Transcribe, word for word, every line from the one containing "Extract all readable text from this page." through the final line of the records, and omit the pictures.

* START Material *

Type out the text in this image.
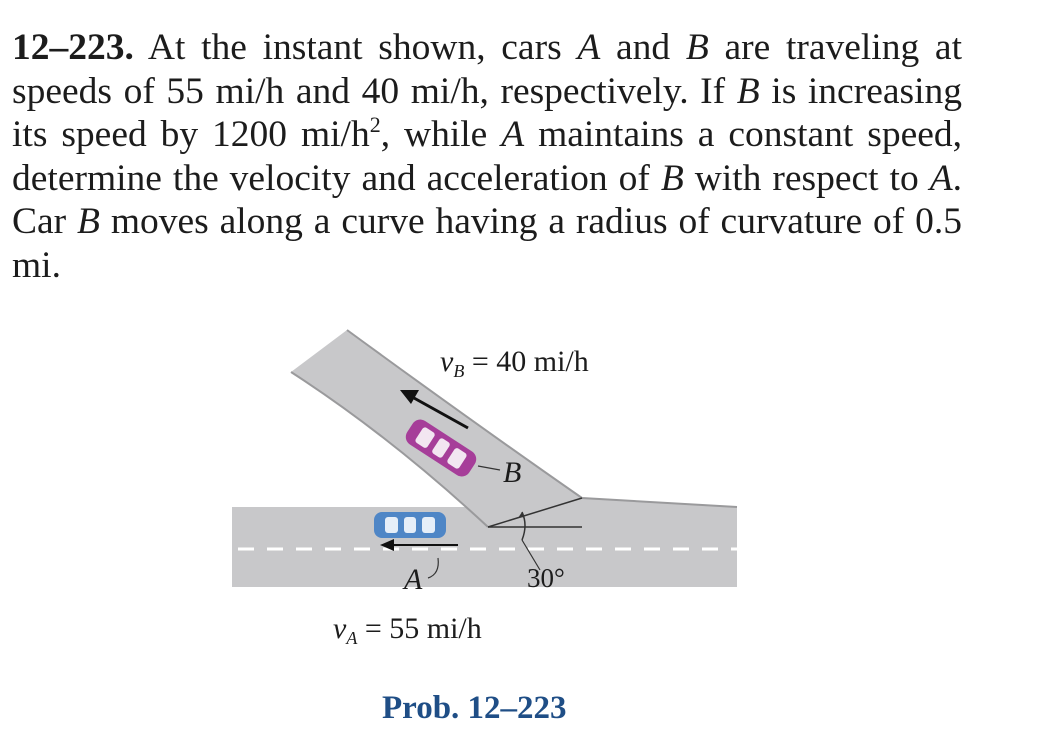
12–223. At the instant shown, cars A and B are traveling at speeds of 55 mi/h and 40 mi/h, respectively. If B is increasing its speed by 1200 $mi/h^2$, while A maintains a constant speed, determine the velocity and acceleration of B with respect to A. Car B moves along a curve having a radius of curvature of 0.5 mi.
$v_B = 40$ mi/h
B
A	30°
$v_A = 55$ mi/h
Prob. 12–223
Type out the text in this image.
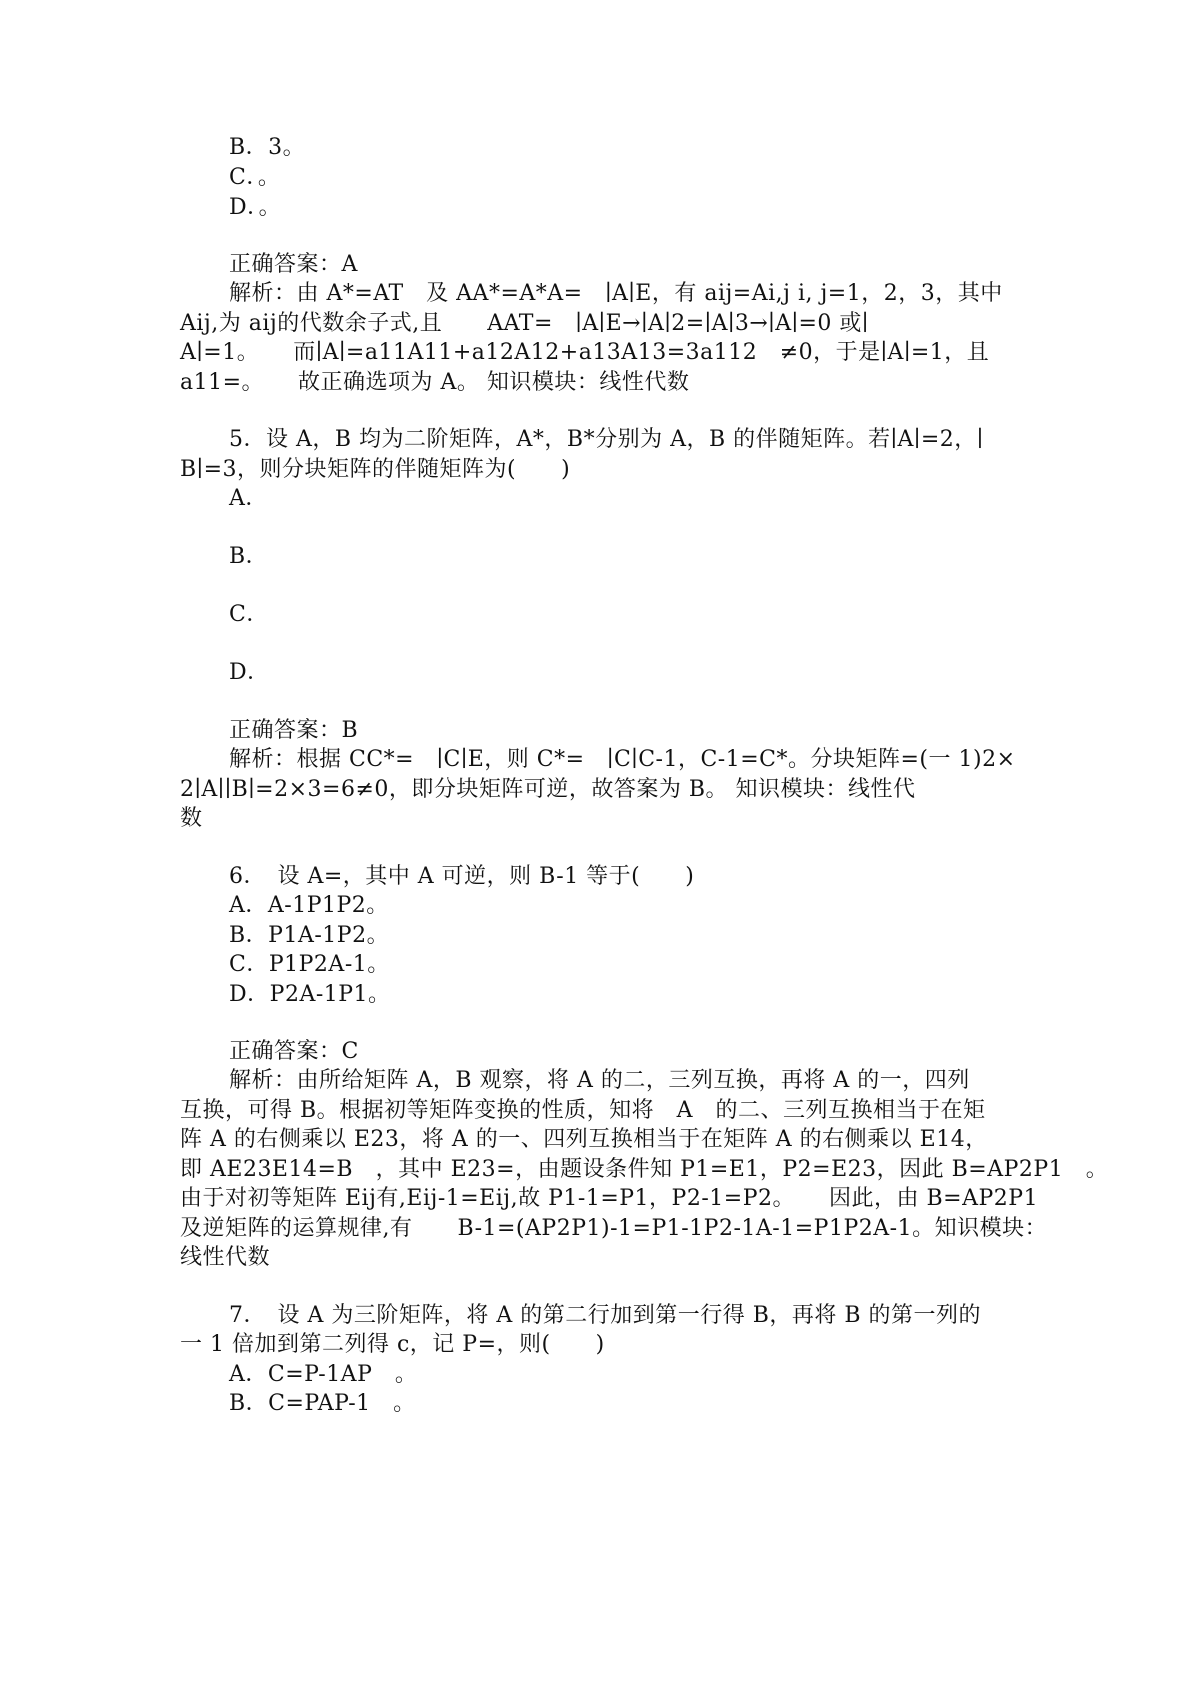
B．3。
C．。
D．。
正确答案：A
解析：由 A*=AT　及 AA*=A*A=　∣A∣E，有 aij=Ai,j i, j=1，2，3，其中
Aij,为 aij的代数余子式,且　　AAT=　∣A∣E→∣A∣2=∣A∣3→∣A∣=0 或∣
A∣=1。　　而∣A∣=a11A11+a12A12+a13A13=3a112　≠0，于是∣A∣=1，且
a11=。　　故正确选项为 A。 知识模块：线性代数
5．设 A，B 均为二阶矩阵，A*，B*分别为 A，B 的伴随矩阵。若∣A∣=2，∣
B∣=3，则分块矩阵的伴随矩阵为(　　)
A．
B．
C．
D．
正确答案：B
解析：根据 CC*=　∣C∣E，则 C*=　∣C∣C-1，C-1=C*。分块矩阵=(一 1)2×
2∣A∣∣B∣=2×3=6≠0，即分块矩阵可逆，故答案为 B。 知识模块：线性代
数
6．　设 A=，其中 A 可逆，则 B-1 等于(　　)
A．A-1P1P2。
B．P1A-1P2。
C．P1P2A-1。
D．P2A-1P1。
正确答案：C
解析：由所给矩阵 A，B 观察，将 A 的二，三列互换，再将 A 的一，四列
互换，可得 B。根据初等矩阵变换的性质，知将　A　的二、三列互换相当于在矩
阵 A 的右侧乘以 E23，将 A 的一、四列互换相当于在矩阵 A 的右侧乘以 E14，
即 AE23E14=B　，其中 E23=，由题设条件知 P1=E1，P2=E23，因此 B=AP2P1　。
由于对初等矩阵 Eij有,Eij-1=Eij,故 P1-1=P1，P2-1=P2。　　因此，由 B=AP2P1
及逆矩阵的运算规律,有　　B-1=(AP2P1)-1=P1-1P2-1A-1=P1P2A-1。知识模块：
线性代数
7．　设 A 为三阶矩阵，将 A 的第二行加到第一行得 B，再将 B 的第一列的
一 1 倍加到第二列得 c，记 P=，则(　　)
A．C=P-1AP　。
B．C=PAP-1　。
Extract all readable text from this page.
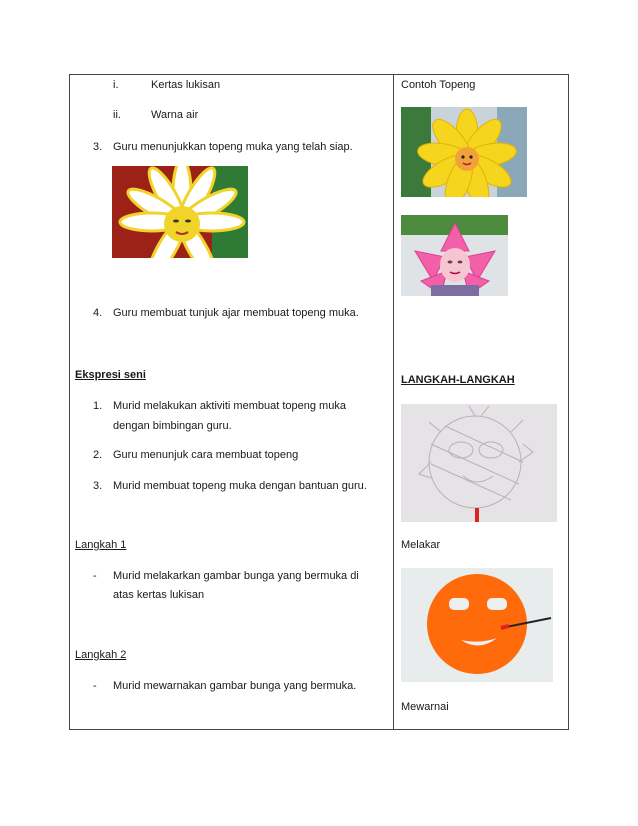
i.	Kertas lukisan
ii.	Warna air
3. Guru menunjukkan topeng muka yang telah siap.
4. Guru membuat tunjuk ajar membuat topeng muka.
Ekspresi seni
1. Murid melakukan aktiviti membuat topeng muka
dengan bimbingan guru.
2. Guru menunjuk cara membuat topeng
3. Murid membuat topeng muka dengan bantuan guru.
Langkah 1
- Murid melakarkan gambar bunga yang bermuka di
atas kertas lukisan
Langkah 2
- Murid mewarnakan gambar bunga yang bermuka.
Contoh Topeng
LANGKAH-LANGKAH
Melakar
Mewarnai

* END Material *

* [Solution for this task]
Extract all readable text from this page.
i.	Kertas lukisan
ii.	Warna air
3. Guru menunjukkan topeng muka yang telah siap.
4. Guru membuat tunjuk ajar membuat topeng muka.
Ekspresi seni
1. Murid melakukan aktiviti membuat topeng muka
dengan bimbingan guru.
2. Guru menunjuk cara membuat topeng
3. Murid membuat topeng muka dengan bantuan guru.
Langkah 1
- Murid melakarkan gambar bunga yang bermuka di
atas kertas lukisan
Langkah 2
- Murid mewarnakan gambar bunga yang bermuka.
Contoh Topeng
LANGKAH-LANGKAH
Melakar
Mewarnai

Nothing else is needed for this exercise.